[SUPPLIED MATERIAL]:

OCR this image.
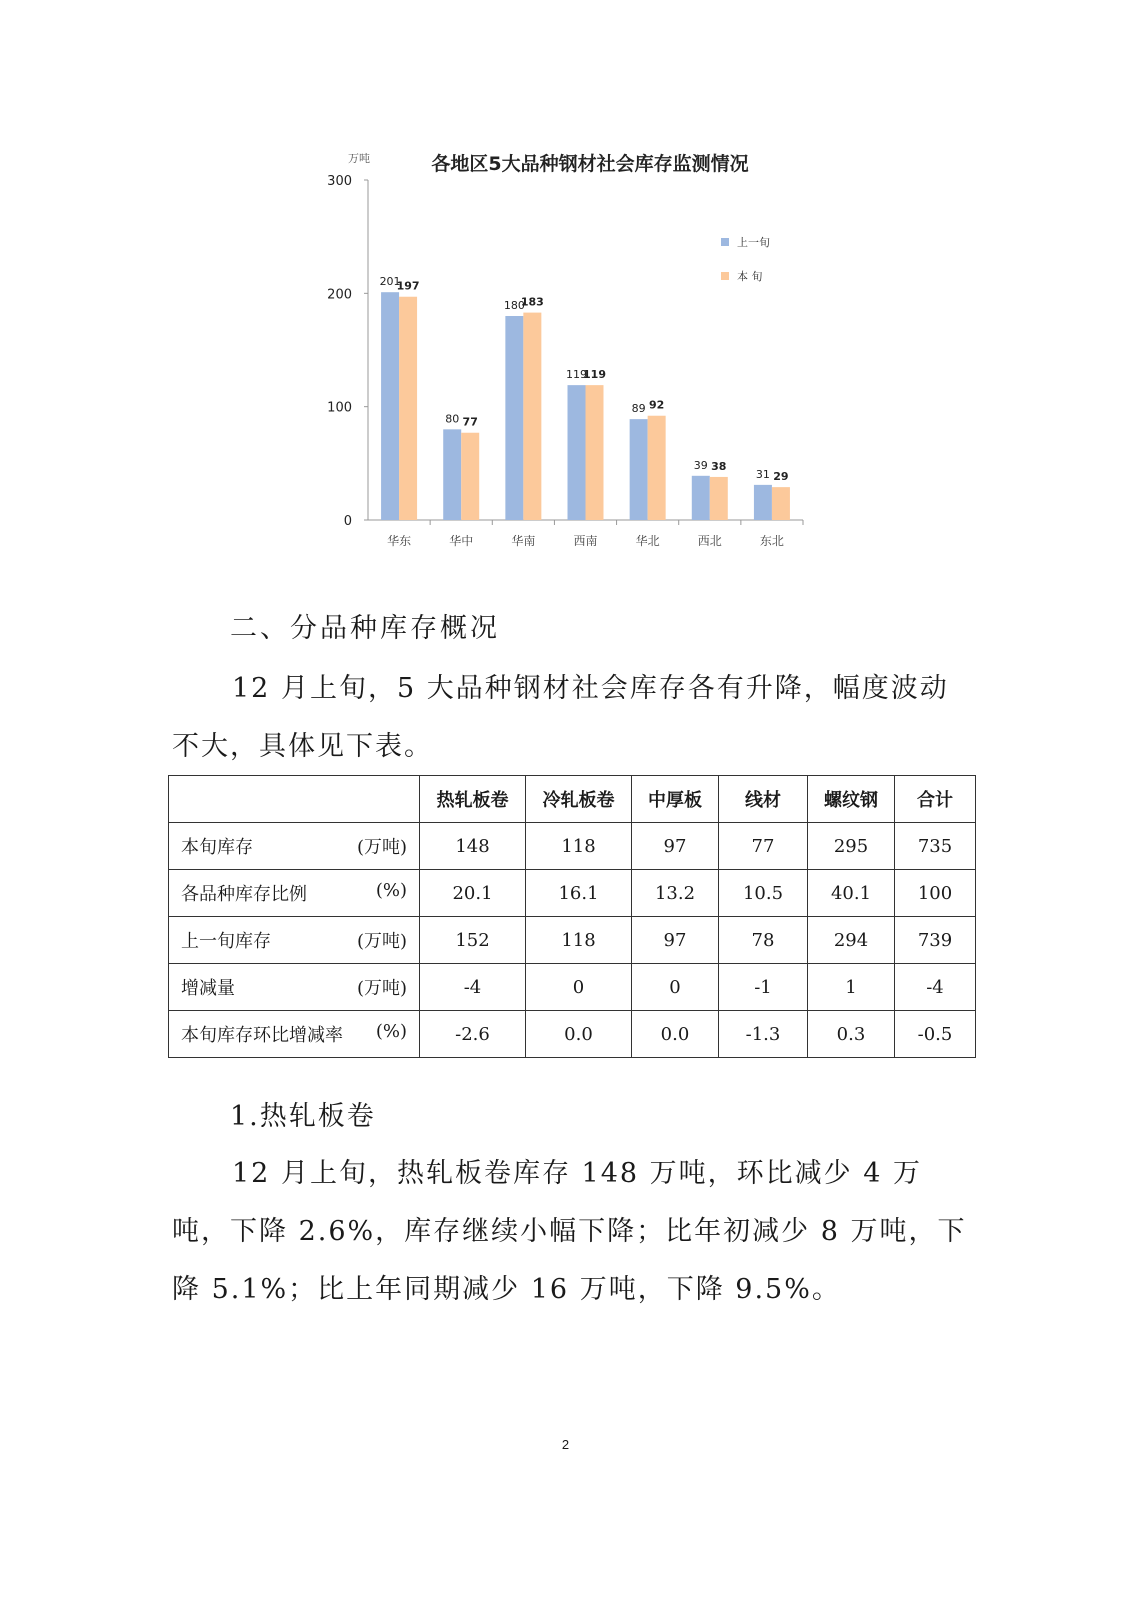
万吨	各地区5大品种钢材社会库存监测情况
0
100
200
300
华东
201
197
华中
80 77
华南
180
183
西南
119
119
华北
89 92
西北
39 38
东北
31 29
上一旬
本 旬
二、分品种库存概况

12 月上旬，5 大品种钢材社会库存各有升降，幅度波动不大，具体见下表。

	热轧板卷	冷轧板卷	中厚板	线材	螺纹钢	合计

本旬库存 (万吨)	148	118	97	77	295	735

各品种库存比例 (%)	20.1	16.1	13.2	10.5	40.1	100

上一旬库存 (万吨)	152	118	97	78	294	739

增减量 (万吨)	-4	0	0	-1	1	-4

本旬库存环比增减率 (%)	-2.6	0.0	0.0	-1.3	0.3	-0.5
1.热轧板卷

12 月上旬，热轧板卷库存 148 万吨，环比减少 4 万吨，下降 2.6%，库存继续小幅下降；比年初减少 8 万吨，下降 5.1%；比上年同期减少 16 万吨，下降 9.5%。

2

[GIVEN INSTRUCTION]: Write out the full listing verbatim, excluding its pictures.

[REPLY]:
OCR this image.
万吨	各地区5大品种钢材社会库存监测情况
0
100
200
300
华东
201
197
华中
80 77
华南
180
183
西南
119
119
华北
89 92
西北
39 38
东北
31 29
上一旬
本 旬
二、分品种库存概况

12 月上旬，5 大品种钢材社会库存各有升降，幅度波动不大，具体见下表。

	热轧板卷	冷轧板卷	中厚板	线材	螺纹钢	合计

本旬库存 (万吨)	148	118	97	77	295	735

各品种库存比例 (%)	20.1	16.1	13.2	10.5	40.1	100

上一旬库存 (万吨)	152	118	97	78	294	739

增减量 (万吨)	-4	0	0	-1	1	-4

本旬库存环比增减率 (%)	-2.6	0.0	0.0	-1.3	0.3	-0.5
1.热轧板卷

12 月上旬，热轧板卷库存 148 万吨，环比减少 4 万吨，下降 2.6%，库存继续小幅下降；比年初减少 8 万吨，下降 5.1%；比上年同期减少 16 万吨，下降 9.5%。

2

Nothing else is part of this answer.